> Material for this task
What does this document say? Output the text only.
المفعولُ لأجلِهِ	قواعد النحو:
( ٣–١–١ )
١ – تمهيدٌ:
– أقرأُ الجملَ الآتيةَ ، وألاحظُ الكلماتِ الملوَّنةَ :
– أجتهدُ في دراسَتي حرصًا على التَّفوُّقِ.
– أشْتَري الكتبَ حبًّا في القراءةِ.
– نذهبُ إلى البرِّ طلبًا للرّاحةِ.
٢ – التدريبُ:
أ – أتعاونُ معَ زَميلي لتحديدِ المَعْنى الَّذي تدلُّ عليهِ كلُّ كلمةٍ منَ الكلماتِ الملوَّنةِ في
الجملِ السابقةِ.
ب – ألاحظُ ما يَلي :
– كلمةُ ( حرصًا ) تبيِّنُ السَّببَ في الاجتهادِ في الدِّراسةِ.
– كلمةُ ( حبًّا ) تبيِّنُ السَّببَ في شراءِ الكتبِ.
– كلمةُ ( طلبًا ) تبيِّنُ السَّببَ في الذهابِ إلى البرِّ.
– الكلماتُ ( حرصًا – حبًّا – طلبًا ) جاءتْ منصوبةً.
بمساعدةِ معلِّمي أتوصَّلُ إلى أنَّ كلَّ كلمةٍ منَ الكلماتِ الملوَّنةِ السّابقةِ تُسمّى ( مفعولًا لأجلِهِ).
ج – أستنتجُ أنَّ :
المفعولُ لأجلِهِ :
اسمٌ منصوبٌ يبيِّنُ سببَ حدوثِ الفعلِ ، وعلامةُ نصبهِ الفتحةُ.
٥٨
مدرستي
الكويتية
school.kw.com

> The exercise
All of the data must be returned exactly.

> Task response
What does this document say? Output the text only.
المفعولُ لأجلِهِ	قواعد النحو:
( ٣–١–١ )
١ – تمهيدٌ:
– أقرأُ الجملَ الآتيةَ ، وألاحظُ الكلماتِ الملوَّنةَ :
– أجتهدُ في دراسَتي حرصًا على التَّفوُّقِ.
– أشْتَري الكتبَ حبًّا في القراءةِ.
– نذهبُ إلى البرِّ طلبًا للرّاحةِ.
٢ – التدريبُ:
أ – أتعاونُ معَ زَميلي لتحديدِ المَعْنى الَّذي تدلُّ عليهِ كلُّ كلمةٍ منَ الكلماتِ الملوَّنةِ في
الجملِ السابقةِ.
ب – ألاحظُ ما يَلي :
– كلمةُ ( حرصًا ) تبيِّنُ السَّببَ في الاجتهادِ في الدِّراسةِ.
– كلمةُ ( حبًّا ) تبيِّنُ السَّببَ في شراءِ الكتبِ.
– كلمةُ ( طلبًا ) تبيِّنُ السَّببَ في الذهابِ إلى البرِّ.
– الكلماتُ ( حرصًا – حبًّا – طلبًا ) جاءتْ منصوبةً.
بمساعدةِ معلِّمي أتوصَّلُ إلى أنَّ كلَّ كلمةٍ منَ الكلماتِ الملوَّنةِ السّابقةِ تُسمّى ( مفعولًا لأجلِهِ).
ج – أستنتجُ أنَّ :
المفعولُ لأجلِهِ :
اسمٌ منصوبٌ يبيِّنُ سببَ حدوثِ الفعلِ ، وعلامةُ نصبهِ الفتحةُ.
٥٨
مدرستي
الكويتية
school.kw.com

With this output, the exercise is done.